● Directive
Would you copy only the lines below, from the one containing "Extract all readable text from this page." through the very last one, leaving the pictures out?

** BEGIN Data to use **

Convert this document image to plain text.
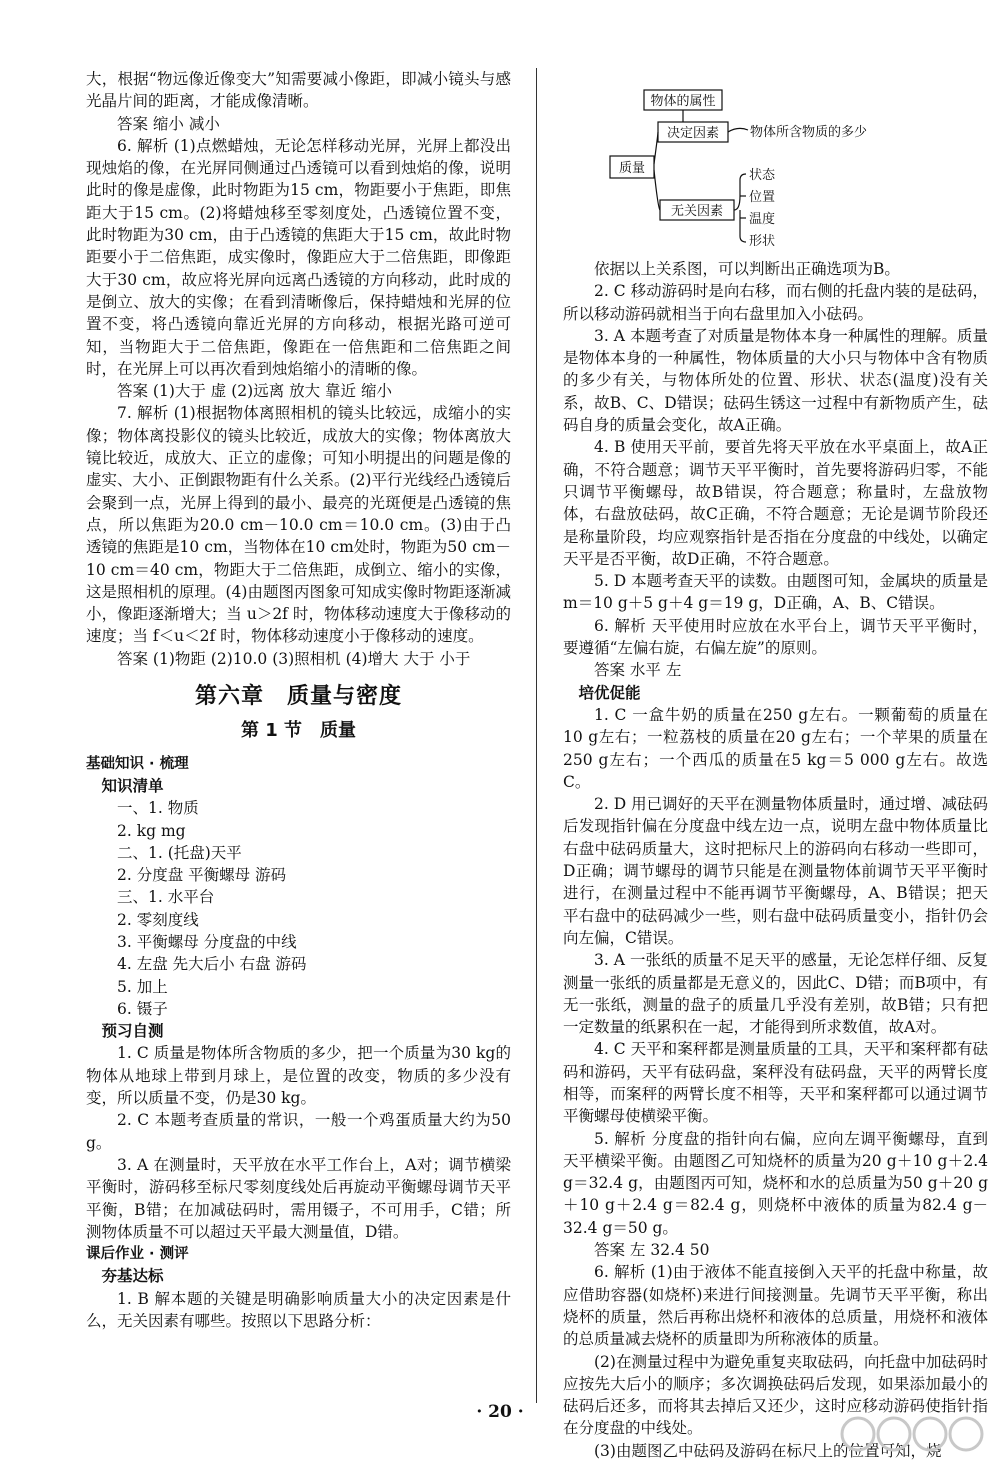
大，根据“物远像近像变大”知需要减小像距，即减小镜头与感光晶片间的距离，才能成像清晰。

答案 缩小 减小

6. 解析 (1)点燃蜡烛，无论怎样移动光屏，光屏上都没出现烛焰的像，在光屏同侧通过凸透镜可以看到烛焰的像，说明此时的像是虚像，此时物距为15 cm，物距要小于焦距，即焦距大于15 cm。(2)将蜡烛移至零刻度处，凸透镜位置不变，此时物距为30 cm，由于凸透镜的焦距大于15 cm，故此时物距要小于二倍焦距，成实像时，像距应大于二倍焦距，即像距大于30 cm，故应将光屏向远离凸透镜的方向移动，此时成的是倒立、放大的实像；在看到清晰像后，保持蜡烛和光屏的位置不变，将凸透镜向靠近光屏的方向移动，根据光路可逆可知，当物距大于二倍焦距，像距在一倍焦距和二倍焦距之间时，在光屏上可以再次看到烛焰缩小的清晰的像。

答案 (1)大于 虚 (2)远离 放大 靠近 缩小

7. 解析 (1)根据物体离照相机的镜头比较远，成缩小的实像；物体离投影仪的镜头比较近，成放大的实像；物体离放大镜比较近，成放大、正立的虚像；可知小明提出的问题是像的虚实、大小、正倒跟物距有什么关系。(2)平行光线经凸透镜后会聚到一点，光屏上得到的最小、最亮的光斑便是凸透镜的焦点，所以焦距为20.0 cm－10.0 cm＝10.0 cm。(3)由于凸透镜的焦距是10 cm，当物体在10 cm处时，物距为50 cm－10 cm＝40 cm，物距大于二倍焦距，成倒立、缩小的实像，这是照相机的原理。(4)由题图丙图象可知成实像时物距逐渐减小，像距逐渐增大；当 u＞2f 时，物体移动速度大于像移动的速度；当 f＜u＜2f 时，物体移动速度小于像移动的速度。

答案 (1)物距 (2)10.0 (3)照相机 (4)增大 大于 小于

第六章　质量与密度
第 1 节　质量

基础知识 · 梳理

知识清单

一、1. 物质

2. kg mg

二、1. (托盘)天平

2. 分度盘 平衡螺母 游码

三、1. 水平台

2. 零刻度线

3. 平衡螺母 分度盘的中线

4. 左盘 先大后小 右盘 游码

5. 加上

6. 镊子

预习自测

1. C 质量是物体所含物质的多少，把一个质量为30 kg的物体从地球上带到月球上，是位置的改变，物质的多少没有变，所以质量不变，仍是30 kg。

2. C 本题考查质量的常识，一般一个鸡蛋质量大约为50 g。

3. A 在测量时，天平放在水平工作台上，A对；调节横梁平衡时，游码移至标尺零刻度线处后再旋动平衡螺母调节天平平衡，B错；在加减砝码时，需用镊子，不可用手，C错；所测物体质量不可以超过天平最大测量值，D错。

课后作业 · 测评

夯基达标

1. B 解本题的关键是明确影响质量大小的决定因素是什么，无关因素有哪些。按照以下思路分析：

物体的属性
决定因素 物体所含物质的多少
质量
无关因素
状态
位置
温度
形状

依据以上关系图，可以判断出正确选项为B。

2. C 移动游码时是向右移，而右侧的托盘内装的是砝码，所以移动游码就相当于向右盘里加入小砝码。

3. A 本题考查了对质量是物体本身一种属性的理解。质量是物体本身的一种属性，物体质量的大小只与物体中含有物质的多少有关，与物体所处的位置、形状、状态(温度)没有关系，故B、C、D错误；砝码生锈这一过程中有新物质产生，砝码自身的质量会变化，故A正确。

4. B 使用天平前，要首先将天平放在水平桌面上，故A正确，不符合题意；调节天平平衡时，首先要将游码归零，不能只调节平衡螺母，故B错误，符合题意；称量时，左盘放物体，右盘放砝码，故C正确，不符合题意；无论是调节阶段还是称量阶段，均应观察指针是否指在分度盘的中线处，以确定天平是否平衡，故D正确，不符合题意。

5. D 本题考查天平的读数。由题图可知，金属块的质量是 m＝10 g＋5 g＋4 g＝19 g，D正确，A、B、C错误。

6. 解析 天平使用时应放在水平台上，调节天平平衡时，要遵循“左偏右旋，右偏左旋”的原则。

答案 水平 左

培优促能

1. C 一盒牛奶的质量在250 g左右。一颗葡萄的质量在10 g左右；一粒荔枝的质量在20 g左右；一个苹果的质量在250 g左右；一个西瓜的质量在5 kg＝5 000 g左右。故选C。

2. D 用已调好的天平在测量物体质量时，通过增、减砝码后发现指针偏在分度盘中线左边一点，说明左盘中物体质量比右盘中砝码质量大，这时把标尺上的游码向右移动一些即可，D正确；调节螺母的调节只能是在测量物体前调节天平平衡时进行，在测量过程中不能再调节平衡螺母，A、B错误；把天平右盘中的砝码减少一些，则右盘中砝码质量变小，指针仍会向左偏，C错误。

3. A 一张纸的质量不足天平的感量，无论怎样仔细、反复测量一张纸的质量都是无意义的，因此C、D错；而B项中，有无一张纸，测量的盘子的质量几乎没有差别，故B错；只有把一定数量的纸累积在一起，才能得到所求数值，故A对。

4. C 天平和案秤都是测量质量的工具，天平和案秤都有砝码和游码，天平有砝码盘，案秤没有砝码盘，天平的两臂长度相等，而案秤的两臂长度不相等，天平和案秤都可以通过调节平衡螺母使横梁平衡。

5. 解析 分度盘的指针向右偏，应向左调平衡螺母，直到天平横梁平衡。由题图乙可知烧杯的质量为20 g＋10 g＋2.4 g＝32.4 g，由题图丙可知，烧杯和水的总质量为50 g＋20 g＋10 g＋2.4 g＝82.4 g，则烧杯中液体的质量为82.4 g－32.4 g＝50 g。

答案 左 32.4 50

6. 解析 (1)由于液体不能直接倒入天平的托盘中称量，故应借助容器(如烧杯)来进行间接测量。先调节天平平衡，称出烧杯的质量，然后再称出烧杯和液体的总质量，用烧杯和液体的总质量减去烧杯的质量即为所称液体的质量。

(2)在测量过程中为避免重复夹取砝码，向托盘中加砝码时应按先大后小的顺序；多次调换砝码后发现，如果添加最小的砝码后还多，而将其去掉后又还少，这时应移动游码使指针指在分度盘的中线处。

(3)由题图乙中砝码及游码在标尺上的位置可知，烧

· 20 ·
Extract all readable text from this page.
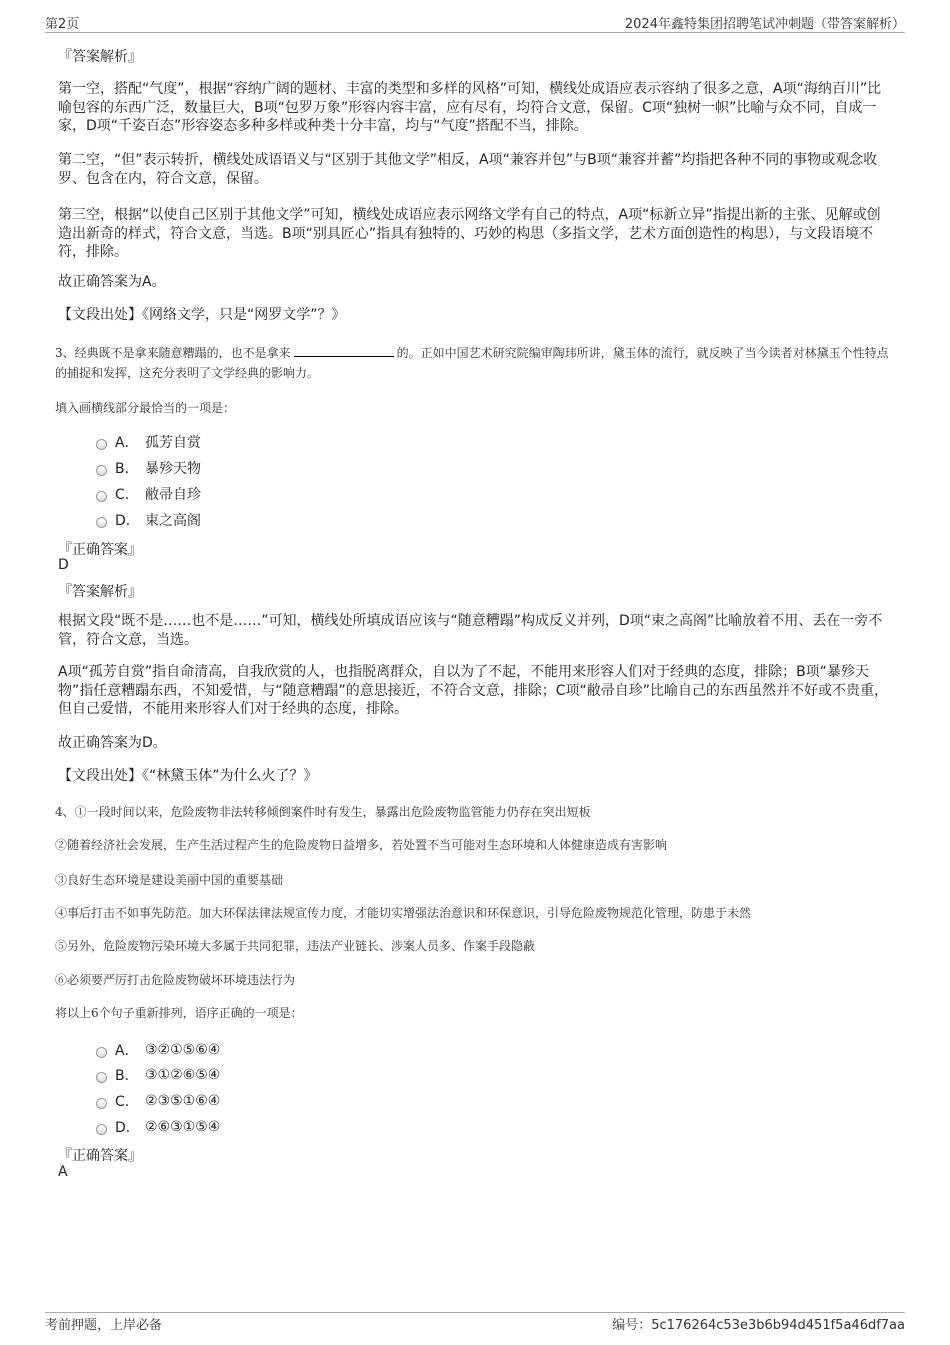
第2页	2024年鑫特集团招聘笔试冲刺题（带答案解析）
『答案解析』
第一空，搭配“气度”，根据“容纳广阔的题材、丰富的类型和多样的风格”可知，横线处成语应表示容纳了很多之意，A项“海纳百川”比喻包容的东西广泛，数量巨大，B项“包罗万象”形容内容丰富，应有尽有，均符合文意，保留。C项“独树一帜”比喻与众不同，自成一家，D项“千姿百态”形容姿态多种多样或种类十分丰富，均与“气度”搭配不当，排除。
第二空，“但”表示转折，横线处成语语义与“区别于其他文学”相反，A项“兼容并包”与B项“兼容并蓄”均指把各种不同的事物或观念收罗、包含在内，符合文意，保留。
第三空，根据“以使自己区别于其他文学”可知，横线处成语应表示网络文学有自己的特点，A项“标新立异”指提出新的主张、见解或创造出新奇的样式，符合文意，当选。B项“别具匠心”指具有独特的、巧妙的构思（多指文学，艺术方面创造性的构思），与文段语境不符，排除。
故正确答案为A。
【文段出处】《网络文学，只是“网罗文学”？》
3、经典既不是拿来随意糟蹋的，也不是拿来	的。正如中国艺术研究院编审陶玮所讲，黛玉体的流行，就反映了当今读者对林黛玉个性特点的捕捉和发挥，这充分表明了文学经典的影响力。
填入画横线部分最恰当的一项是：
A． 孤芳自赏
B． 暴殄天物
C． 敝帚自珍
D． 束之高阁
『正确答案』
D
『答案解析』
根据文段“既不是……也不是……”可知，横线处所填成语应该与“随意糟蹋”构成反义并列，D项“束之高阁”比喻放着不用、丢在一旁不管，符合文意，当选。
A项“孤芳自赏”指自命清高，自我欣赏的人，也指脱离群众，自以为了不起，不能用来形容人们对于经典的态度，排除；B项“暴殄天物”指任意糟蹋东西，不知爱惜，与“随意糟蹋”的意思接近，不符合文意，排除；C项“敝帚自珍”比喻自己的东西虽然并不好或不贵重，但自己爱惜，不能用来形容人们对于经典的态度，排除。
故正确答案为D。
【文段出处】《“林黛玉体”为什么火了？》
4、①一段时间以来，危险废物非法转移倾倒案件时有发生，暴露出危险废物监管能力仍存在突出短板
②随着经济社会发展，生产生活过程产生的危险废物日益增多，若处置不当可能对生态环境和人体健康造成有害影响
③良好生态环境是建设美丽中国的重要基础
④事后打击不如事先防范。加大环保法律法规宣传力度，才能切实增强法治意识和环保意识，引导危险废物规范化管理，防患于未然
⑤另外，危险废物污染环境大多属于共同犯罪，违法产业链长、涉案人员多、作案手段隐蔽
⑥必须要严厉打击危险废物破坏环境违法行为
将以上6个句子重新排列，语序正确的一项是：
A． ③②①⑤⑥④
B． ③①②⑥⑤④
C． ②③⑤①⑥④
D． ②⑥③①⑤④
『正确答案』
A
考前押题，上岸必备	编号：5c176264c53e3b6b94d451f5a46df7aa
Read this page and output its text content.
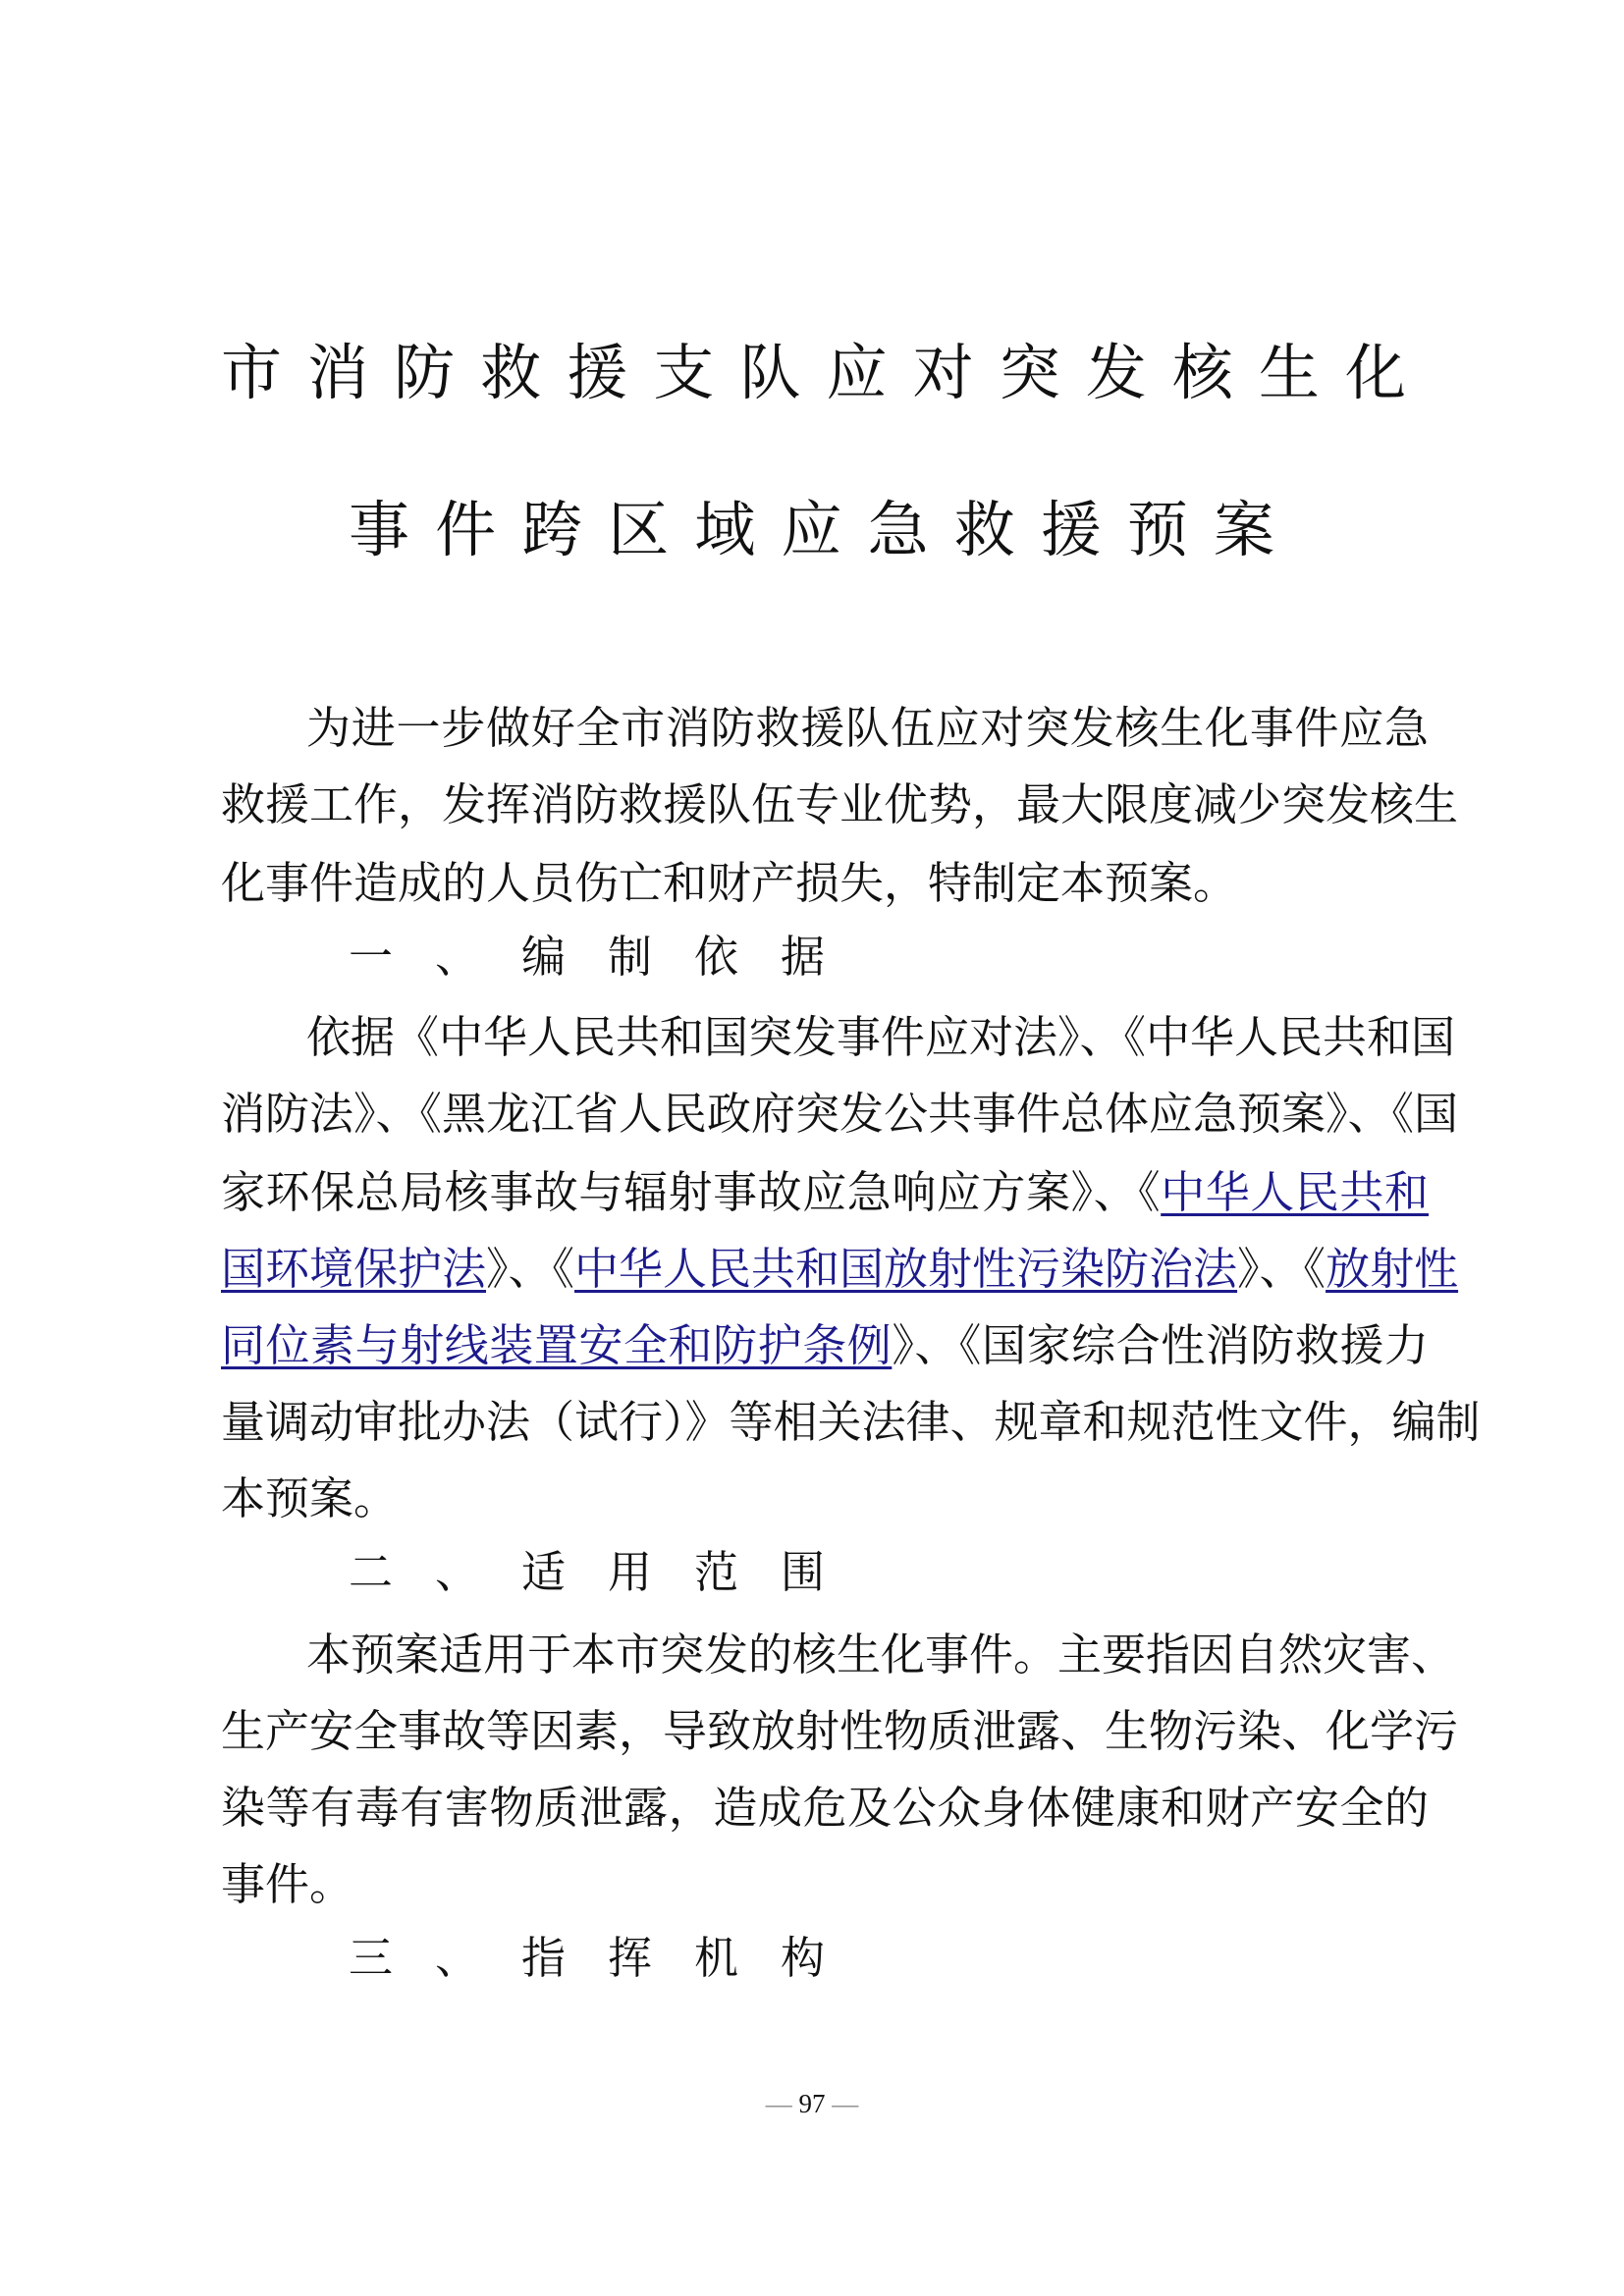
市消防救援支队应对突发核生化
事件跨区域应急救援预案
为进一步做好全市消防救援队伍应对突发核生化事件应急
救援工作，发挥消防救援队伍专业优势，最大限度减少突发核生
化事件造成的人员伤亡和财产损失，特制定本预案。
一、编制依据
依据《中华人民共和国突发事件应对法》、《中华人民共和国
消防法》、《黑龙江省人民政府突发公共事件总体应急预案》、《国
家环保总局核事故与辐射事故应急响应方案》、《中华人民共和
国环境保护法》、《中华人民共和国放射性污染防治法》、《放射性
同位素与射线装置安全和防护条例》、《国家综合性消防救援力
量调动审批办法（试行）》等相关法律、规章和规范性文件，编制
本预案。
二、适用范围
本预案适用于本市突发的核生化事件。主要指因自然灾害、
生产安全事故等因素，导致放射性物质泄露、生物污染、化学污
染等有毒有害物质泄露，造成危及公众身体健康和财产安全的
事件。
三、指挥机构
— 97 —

** END Data to use **

● Reply to the exercise
Extract all readable text from this page.
第2页	2024年鑫特集团招聘笔试冲刺题（带答案解析）
『答案解析』
第一空，搭配“气度”，根据“容纳广阔的题材、丰富的类型和多样的风格”可知，横线处成语应表示容纳了很多之意，A项“海纳百川”比喻包容的东西广泛，数量巨大，B项“包罗万象”形容内容丰富，应有尽有，均符合文意，保留。C项“独树一帜”比喻与众不同，自成一家，D项“千姿百态”形容姿态多种多样或种类十分丰富，均与“气度”搭配不当，排除。
第二空，“但”表示转折，横线处成语语义与“区别于其他文学”相反，A项“兼容并包”与B项“兼容并蓄”均指把各种不同的事物或观念收罗、包含在内，符合文意，保留。
第三空，根据“以使自己区别于其他文学”可知，横线处成语应表示网络文学有自己的特点，A项“标新立异”指提出新的主张、见解或创造出新奇的样式，符合文意，当选。B项“别具匠心”指具有独特的、巧妙的构思（多指文学，艺术方面创造性的构思），与文段语境不符，排除。
故正确答案为A。
【文段出处】《网络文学，只是“网罗文学”？》
3、经典既不是拿来随意糟蹋的，也不是拿来	的。正如中国艺术研究院编审陶玮所讲，黛玉体的流行，就反映了当今读者对林黛玉个性特点的捕捉和发挥，这充分表明了文学经典的影响力。
填入画横线部分最恰当的一项是：
A． 孤芳自赏
B． 暴殄天物
C． 敝帚自珍
D． 束之高阁
『正确答案』
D
『答案解析』
根据文段“既不是……也不是……”可知，横线处所填成语应该与“随意糟蹋”构成反义并列，D项“束之高阁”比喻放着不用、丢在一旁不管，符合文意，当选。
A项“孤芳自赏”指自命清高，自我欣赏的人，也指脱离群众，自以为了不起，不能用来形容人们对于经典的态度，排除；B项“暴殄天物”指任意糟蹋东西，不知爱惜，与“随意糟蹋”的意思接近，不符合文意，排除；C项“敝帚自珍”比喻自己的东西虽然并不好或不贵重，但自己爱惜，不能用来形容人们对于经典的态度，排除。
故正确答案为D。
【文段出处】《“林黛玉体”为什么火了？》
4、①一段时间以来，危险废物非法转移倾倒案件时有发生，暴露出危险废物监管能力仍存在突出短板
②随着经济社会发展，生产生活过程产生的危险废物日益增多，若处置不当可能对生态环境和人体健康造成有害影响
③良好生态环境是建设美丽中国的重要基础
④事后打击不如事先防范。加大环保法律法规宣传力度，才能切实增强法治意识和环保意识，引导危险废物规范化管理，防患于未然
⑤另外，危险废物污染环境大多属于共同犯罪，违法产业链长、涉案人员多、作案手段隐蔽
⑥必须要严厉打击危险废物破坏环境违法行为
将以上6个句子重新排列，语序正确的一项是：
A． ③②①⑤⑥④
B． ③①②⑥⑤④
C． ②③⑤①⑥④
D． ②⑥③①⑤④
『正确答案』
A
考前押题，上岸必备	编号：5c176264c53e3b6b94d451f5a46df7aa
Read this page and output its text content.
市消防救援支队应对突发核生化
事件跨区域应急救援预案
为进一步做好全市消防救援队伍应对突发核生化事件应急
救援工作，发挥消防救援队伍专业优势，最大限度减少突发核生
化事件造成的人员伤亡和财产损失，特制定本预案。
一、编制依据
依据《中华人民共和国突发事件应对法》、《中华人民共和国
消防法》、《黑龙江省人民政府突发公共事件总体应急预案》、《国
家环保总局核事故与辐射事故应急响应方案》、《中华人民共和
国环境保护法》、《中华人民共和国放射性污染防治法》、《放射性
同位素与射线装置安全和防护条例》、《国家综合性消防救援力
量调动审批办法（试行）》等相关法律、规章和规范性文件，编制
本预案。
二、适用范围
本预案适用于本市突发的核生化事件。主要指因自然灾害、
生产安全事故等因素，导致放射性物质泄露、生物污染、化学污
染等有毒有害物质泄露，造成危及公众身体健康和财产安全的
事件。
三、指挥机构
— 97 —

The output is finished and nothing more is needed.